**AIM:** Identify the lines that contain the string "Федерации", then copy each of them.

Start of ENTRIES

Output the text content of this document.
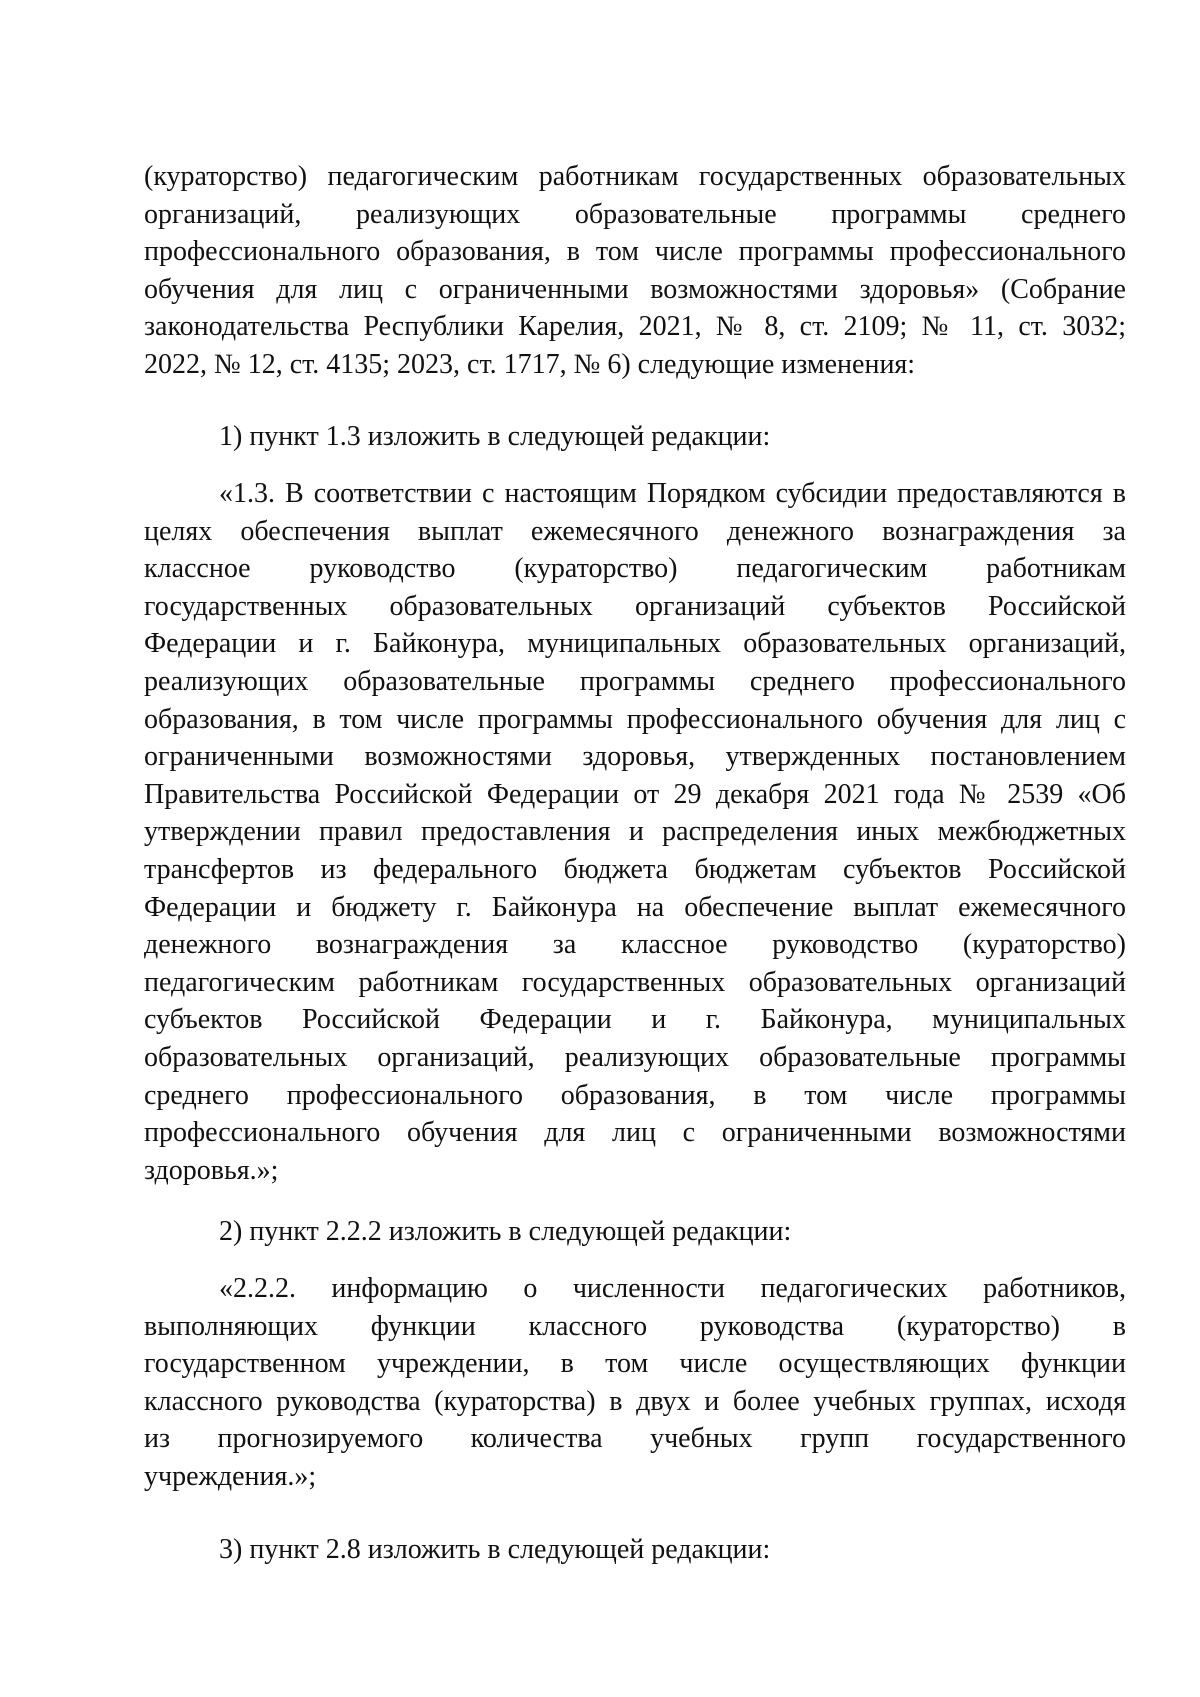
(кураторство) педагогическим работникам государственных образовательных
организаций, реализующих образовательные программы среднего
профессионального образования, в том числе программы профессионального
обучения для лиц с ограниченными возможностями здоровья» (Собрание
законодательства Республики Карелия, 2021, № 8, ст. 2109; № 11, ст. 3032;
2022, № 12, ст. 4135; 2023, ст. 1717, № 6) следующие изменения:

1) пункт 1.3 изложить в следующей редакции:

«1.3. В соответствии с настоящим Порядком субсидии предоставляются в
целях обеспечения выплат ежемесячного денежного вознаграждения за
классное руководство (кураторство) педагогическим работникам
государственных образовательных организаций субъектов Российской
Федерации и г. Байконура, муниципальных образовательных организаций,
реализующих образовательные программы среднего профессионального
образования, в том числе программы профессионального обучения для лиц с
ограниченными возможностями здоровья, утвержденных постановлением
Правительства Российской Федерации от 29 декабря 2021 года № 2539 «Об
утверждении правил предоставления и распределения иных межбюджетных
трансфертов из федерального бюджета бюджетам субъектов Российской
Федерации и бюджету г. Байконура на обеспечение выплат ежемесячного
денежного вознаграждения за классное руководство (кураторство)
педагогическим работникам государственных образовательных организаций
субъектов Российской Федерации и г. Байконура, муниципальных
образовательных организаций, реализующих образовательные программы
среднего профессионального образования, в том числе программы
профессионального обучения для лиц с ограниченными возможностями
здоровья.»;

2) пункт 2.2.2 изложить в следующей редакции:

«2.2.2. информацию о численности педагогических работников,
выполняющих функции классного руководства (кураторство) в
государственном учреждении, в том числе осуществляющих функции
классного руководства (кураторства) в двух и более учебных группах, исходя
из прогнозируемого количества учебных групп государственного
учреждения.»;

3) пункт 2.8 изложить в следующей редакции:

End of ENTRIES
Start of ENTRIES

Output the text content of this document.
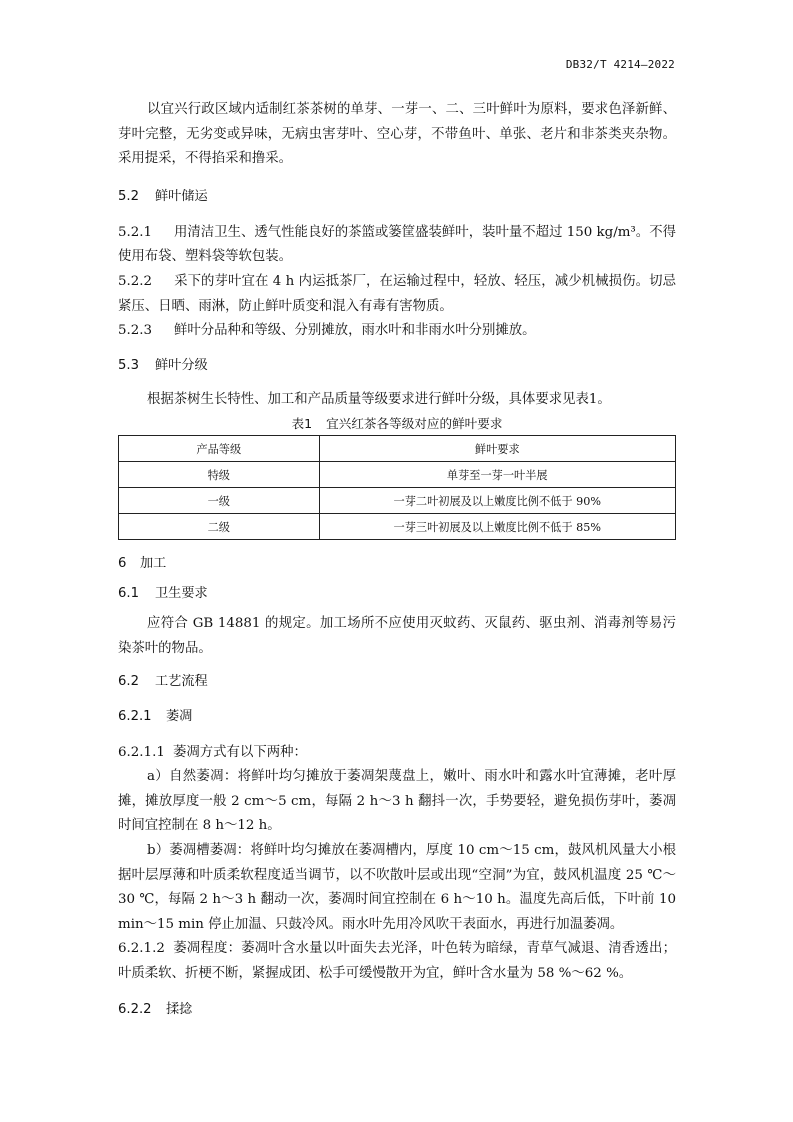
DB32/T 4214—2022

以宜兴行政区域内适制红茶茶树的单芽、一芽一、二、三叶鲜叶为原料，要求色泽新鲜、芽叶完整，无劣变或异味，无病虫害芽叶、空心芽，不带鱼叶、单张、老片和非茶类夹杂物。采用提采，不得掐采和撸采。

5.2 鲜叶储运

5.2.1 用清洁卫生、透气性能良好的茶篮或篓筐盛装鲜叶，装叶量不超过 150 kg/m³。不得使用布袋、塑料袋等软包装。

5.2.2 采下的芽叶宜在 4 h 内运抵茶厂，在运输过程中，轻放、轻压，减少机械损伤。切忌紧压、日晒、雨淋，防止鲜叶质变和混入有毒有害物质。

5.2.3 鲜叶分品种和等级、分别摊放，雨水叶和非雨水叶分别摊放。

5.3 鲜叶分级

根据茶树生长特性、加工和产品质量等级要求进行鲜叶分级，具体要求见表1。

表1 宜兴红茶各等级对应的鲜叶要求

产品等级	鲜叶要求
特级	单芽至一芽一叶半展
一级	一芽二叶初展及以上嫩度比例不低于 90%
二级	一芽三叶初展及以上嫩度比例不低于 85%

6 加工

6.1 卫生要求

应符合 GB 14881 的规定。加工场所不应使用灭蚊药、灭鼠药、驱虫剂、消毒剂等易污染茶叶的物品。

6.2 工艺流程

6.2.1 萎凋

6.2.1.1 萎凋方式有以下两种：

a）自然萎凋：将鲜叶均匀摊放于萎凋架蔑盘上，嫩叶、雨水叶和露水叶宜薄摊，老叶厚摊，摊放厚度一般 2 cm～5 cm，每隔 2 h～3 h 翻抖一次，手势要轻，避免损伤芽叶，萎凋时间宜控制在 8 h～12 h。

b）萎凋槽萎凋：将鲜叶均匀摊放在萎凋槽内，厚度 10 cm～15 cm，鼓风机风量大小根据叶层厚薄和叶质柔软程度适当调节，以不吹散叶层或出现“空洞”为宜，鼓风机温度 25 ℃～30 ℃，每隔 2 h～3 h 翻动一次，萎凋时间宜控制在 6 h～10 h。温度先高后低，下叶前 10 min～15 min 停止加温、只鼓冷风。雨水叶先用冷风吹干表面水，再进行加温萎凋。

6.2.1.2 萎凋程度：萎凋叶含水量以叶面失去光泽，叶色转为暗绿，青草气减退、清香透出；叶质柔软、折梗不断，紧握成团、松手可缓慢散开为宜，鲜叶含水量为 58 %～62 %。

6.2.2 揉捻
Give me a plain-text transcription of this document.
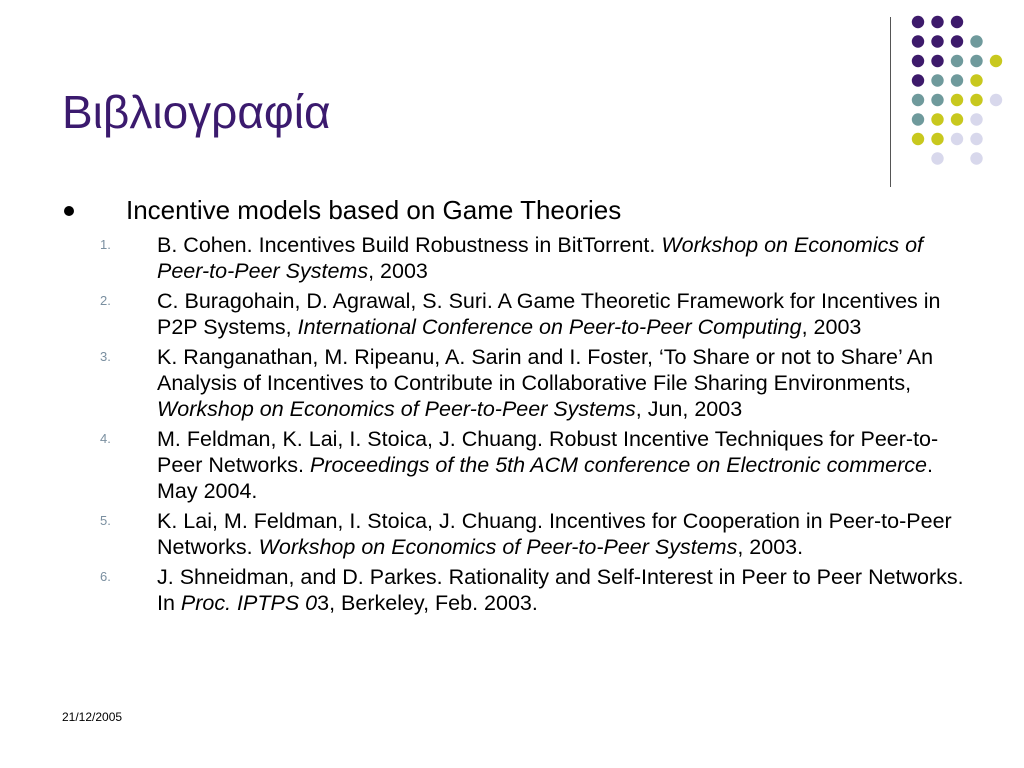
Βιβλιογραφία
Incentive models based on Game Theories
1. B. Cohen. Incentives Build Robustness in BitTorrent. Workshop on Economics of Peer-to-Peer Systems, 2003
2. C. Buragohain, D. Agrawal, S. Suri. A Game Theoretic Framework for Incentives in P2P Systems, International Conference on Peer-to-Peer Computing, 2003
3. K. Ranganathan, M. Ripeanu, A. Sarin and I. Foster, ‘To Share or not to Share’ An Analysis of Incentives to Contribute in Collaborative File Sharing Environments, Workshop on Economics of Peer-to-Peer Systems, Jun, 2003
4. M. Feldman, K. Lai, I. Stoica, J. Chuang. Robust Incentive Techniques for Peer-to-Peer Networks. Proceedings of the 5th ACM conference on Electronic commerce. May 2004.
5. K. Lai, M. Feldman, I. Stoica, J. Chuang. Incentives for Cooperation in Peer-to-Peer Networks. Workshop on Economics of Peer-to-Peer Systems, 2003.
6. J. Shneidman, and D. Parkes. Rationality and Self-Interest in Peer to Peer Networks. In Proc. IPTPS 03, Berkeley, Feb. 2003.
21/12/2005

End of ENTRIES

**ANSWER BELOW:**
Федерации и г. Байконура, муниципальных образовательных организаций,
Правительства Российской Федерации от 29 декабря 2021 года № 2539 «Об
Федерации и бюджету г. Байконура на обеспечение выплат ежемесячного
субъектов Российской Федерации и г. Байконура, муниципальных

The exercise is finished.